◆ EXTRACT ◆
To answer your question engine20, no the fish aren't there anymore. They all packed up and moved to a different lake. 

I'll try and give advice rather than just bust chops. 
Fish move through out the water they are in(they swim around), but some fish spend more time in certain parts. 
It's absolutely ludicrous to think that a fish will be in same spot every day 24/7, none the less asking if said fish are there 10 years later. 
You need to get out and try and find out for your self if the fish are in an area.

Not long ago when we had ice, I ventured out onto the ice. I ran into an old friend of my father's. He was fishing an had a mess of panfish. We chatted a bit, I was ready to move onto where I had planned fishing. As we talked he said he was leaving, told me to fish the holes he had been using and save my self some time and effort of drilling an such. Mind you I watched him pull a few fish In the time we talked. I had same bait, same tackle, so I figured why not. 
I sat on his holes for over 2 hours to catch 5 fish, 3 of which were dinks. He left with a limit. 
Case in point, just cause someone reports that they caught fish there once before or you even watch them catch them, it doesn't mean you will.
I was better off going to my honey hole as planned, but I took the easy road by using his holes, not walking the extra distance to my spot and look what it got me.

The only person who can tell you if the fish are there right now is you while you are catching them.

I can't tell you how many times I've been on a school of good fish, made a call to someone to come join me and by the time they arrive, the fish are gone. 
Only way you will catch fish is to get out there and wet a line. Only you can make that happen. As much as you ask for someone to point you to fish, the odds are not in your favor that the fish people were catching yesterday will be there today. 

Lastly, do yourself a favor and stop relying on what people on the internet are saying, especially fishermen, it's pretty much common sense that all fishermen are liars, myself included. 
Grab your pole, put your other pole away and go try fishing instead of reading about it.


----------



## engineer20 (Apr 17, 2015)

thanks for the updated fish consumption advisory, that was useful, a lot of the frequencies are lower than they were 6 years ago like the 6x a year walleye which was common. Anyways, any tips on spring crappie? on ford lake? will they be at stoney creek metropark next week?


----------

(Entries drawn from a collection)

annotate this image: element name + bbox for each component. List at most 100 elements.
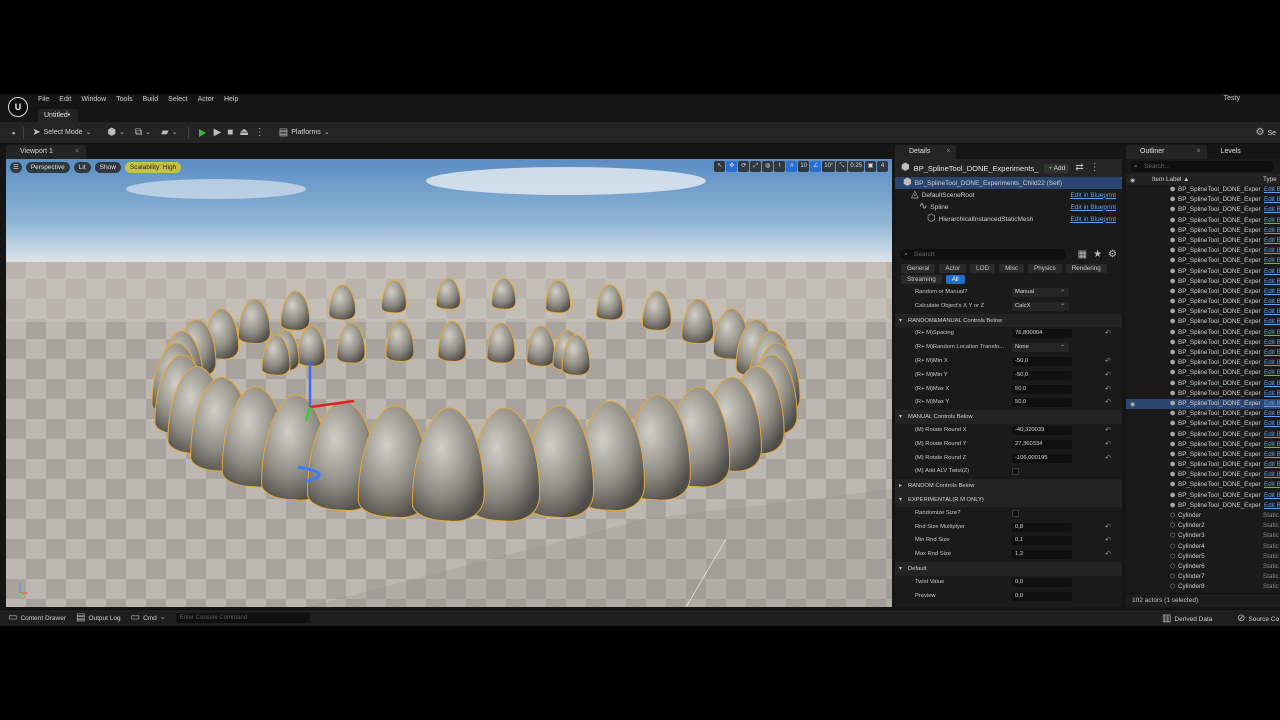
property-dropdown[interactable]: CalcX [1012,300,1069,311]
translate-tool-icon[interactable]: ✥ [726,161,738,172]
edit-blueprint-link[interactable]: Edit B [1264,186,1280,193]
edit-blueprint-link[interactable]: Edit B [1264,369,1280,376]
outliner-row[interactable]: ⬢ BP_SplineTool_DONE_Exper Edit B [1126,409,1280,419]
outliner-row[interactable]: ⬡ Cylinder Static [1126,511,1280,521]
edit-in-blueprint-link[interactable]: Edit in Blueprint [1070,192,1116,199]
edit-blueprint-link[interactable]: Edit B [1264,431,1280,438]
component-row[interactable]: ∿ Spline Edit in Blueprint [895,201,1122,213]
reset-to-default-icon[interactable]: ↶ [1105,357,1111,365]
outliner-row[interactable]: ◉ ⬢ BP_SplineTool_DONE_Exper Edit B [1126,398,1280,410]
reset-to-default-icon[interactable]: ↶ [1105,440,1111,448]
property-value-input[interactable]: 76,800004 [1012,329,1072,339]
property-value-input[interactable]: 0,0 [1012,591,1072,601]
outliner-row[interactable]: ⬢ BP_SplineTool_DONE_Exper Edit B [1126,216,1280,226]
grid-snap-icon[interactable]: # [786,161,798,172]
view-mode-button[interactable]: Lit [73,161,91,173]
scalability-button[interactable]: Scalability: High [124,161,182,173]
edit-blueprint-link[interactable]: Edit B [1264,359,1280,366]
chevron-down-icon[interactable]: ▾ [899,496,902,503]
outliner-row[interactable]: ⬢ BP_SplineTool_DONE_Exper Edit B [1126,236,1280,246]
menu-actor[interactable]: Actor [198,94,214,106]
property-value-input[interactable]: 27,360334 [1012,439,1072,449]
outliner-tab[interactable]: Outliner × [1126,145,1207,159]
menu-window[interactable]: Window [81,94,106,106]
property-value-input[interactable]: -50,0 [1012,370,1072,380]
output-log-button[interactable]: ▤ Output Log [76,613,121,623]
grid-snap-value[interactable]: 10 [798,161,810,172]
more-options-icon[interactable]: ⋮ [1090,163,1100,173]
user-name[interactable]: Testy [1224,95,1240,102]
property-value-input[interactable]: -106,000195 [1012,453,1072,463]
reset-to-default-icon[interactable]: ↶ [1105,398,1111,406]
document-tab[interactable]: Untitled• [38,109,79,122]
outliner-row[interactable]: ⬢ BP_SplineTool_DONE_Exper Edit B [1126,185,1280,195]
details-search-input[interactable]: ⌕ Search [900,249,1066,260]
gear-icon[interactable]: ⚙ [1108,249,1117,260]
outliner-row[interactable]: ⬢ BP_SplineTool_DONE_Exper Edit B [1126,450,1280,460]
property-row[interactable]: Randomize Size? [895,507,1122,521]
edit-blueprint-link[interactable]: Edit B [1264,492,1280,499]
property-row[interactable]: (R+ M)Max X 50,0 ↶ [895,383,1122,397]
property-section[interactable]: ▾ Default [895,561,1122,576]
outliner-row[interactable]: ⬢ BP_SplineTool_DONE_Exper Edit B [1126,430,1280,440]
property-value-input[interactable]: -50,0 [1012,356,1072,366]
property-value-input[interactable]: 50,0 [1012,398,1072,408]
viewport-options-button[interactable]: ☰ [10,161,22,173]
select-mode-button[interactable]: ➤ Select Mode ⌄ [32,127,91,138]
edit-blueprint-link[interactable]: Edit B [1264,206,1280,213]
edit-blueprint-link[interactable]: Edit B [1264,329,1280,336]
property-row[interactable]: (M) Add ALV Twist(Z) [895,465,1122,479]
save-icon[interactable]: ▪ [12,128,15,138]
rotation-snap-icon[interactable]: ∠ [810,161,822,172]
outliner-row[interactable]: ⬢ BP_SplineTool_DONE_Exper Edit B [1126,256,1280,266]
perspective-button[interactable]: Perspective [25,161,70,173]
camera-speed-icon[interactable]: ▣ [865,161,876,172]
type-header[interactable]: Type [1263,176,1277,183]
select-tool-icon[interactable]: ↖ [714,161,726,172]
edit-blueprint-link[interactable]: Edit B [1264,390,1280,397]
property-value-input[interactable]: 0,1 [1012,536,1072,546]
actor-name[interactable]: BP_SplineTool_DONE_Experiments_ [914,164,1039,173]
property-row[interactable]: Random or Manual? Manual [895,286,1122,300]
chevron-down-icon[interactable]: ▾ [899,317,902,324]
unreal-logo-icon[interactable]: U [8,97,28,117]
close-icon[interactable]: × [1196,148,1200,155]
edit-blueprint-link[interactable]: Edit B [1264,247,1280,254]
outliner-row[interactable]: ⬢ BP_SplineTool_DONE_Exper Edit B [1126,277,1280,287]
menu-edit[interactable]: Edit [59,94,71,106]
edit-blueprint-link[interactable]: Edit B [1264,237,1280,244]
menu-select[interactable]: Select [168,94,187,106]
reset-to-default-icon[interactable]: ↶ [1105,523,1111,531]
property-value-input[interactable]: 1,2 [1012,550,1072,560]
chevron-down-icon[interactable]: ▾ [899,565,902,572]
outliner-row[interactable]: ⬢ BP_SplineTool_DONE_Exper Edit B [1126,379,1280,389]
edit-blueprint-link[interactable]: Edit B [1264,257,1280,264]
outliner-row[interactable]: ⬡ Cylinder3 Static [1126,531,1280,541]
chevron-right-icon[interactable]: ▸ [899,482,902,489]
source-control-button[interactable]: ⊘ Source Co [1237,614,1279,624]
scale-snap-icon[interactable]: ⤡ [836,161,848,172]
edit-blueprint-link[interactable]: Edit B [1264,481,1280,488]
outliner-row[interactable]: ⬡ Cylinder2 Static [1126,521,1280,531]
edit-blueprint-link[interactable]: Edit B [1264,308,1280,315]
eject-icon[interactable]: ⏏ [239,127,248,138]
category-rendering[interactable]: Rendering [1065,264,1107,273]
outliner-row[interactable]: ⬢ BP_SplineTool_DONE_Exper Edit B [1126,338,1280,348]
outliner-row[interactable]: ⬡ Cylinder6 Static [1126,562,1280,572]
property-value-input[interactable]: 50,0 [1012,384,1072,394]
camera-speed-value[interactable]: 4 [877,161,888,172]
property-checkbox[interactable] [1012,509,1019,517]
component-self[interactable]: ⬢ BP_SplineTool_DONE_Experiments_Child22… [895,177,1122,189]
outliner-row[interactable]: ⬢ BP_SplineTool_DONE_Exper Edit B [1126,195,1280,205]
edit-blueprint-link[interactable]: Edit B [1264,461,1280,468]
edit-blueprint-link[interactable]: Edit B [1264,441,1280,448]
outliner-row[interactable]: ⬢ BP_SplineTool_DONE_Exper Edit B [1126,205,1280,215]
category-actor[interactable]: Actor [939,264,967,273]
outliner-row[interactable]: ⬢ BP_SplineTool_DONE_Exper Edit B [1126,460,1280,470]
more-options-icon[interactable]: ⋮ [255,127,265,138]
outliner-row[interactable]: ⬢ BP_SplineTool_DONE_Exper Edit B [1126,348,1280,358]
close-icon[interactable]: × [946,148,950,155]
property-checkbox[interactable] [1012,468,1019,476]
details-tab[interactable]: Details × [895,145,957,159]
reset-to-default-icon[interactable]: ↶ [1105,454,1111,462]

◆ YOUR TASKS ◆
- A) Decide whether each statement agrees with the fishing thread above, answering yes or no and quoting the deciding words of the thread: (i) The writer caught a limit after sitting on the friend's holes. (ii) The friend told the writer to fish the holes he had been using. (iii) The post by engineer20 says that many frequencies are lower than they were six years ago.
- B) Repeat the passage of the fishing thread starting with "The only person" and going on through "be there today.".
- C) In the fishing thread, how many fish did the writer catch on the friend's holes, and how many of them were dinks?

◆ EXERCISE RESPONSES ◆
- A)
(i) No: "I sat on his holes for over 2 hours to catch 5 fish, 3 of which were dinks. He left with a limit."
(ii) Yes: "told me to fish the holes he had been using"
(iii) Yes: "a lot of the frequencies are lower than they were 6 years ago"

- B)
The only person who can tell you if the fish are there right now is you while you are catching them.

I can't tell you how many times I've been on a school of good fish, made a call to someone to come join me and by the time they arrive, the fish are gone. 
Only way you will catch fish is to get out there and wet a line. Only you can make that happen. As much as you ask for someone to point you to fish, the odds are not in your favor that the fish people were catching yesterday will be there today.

- C) Five fish, three of which were dinks.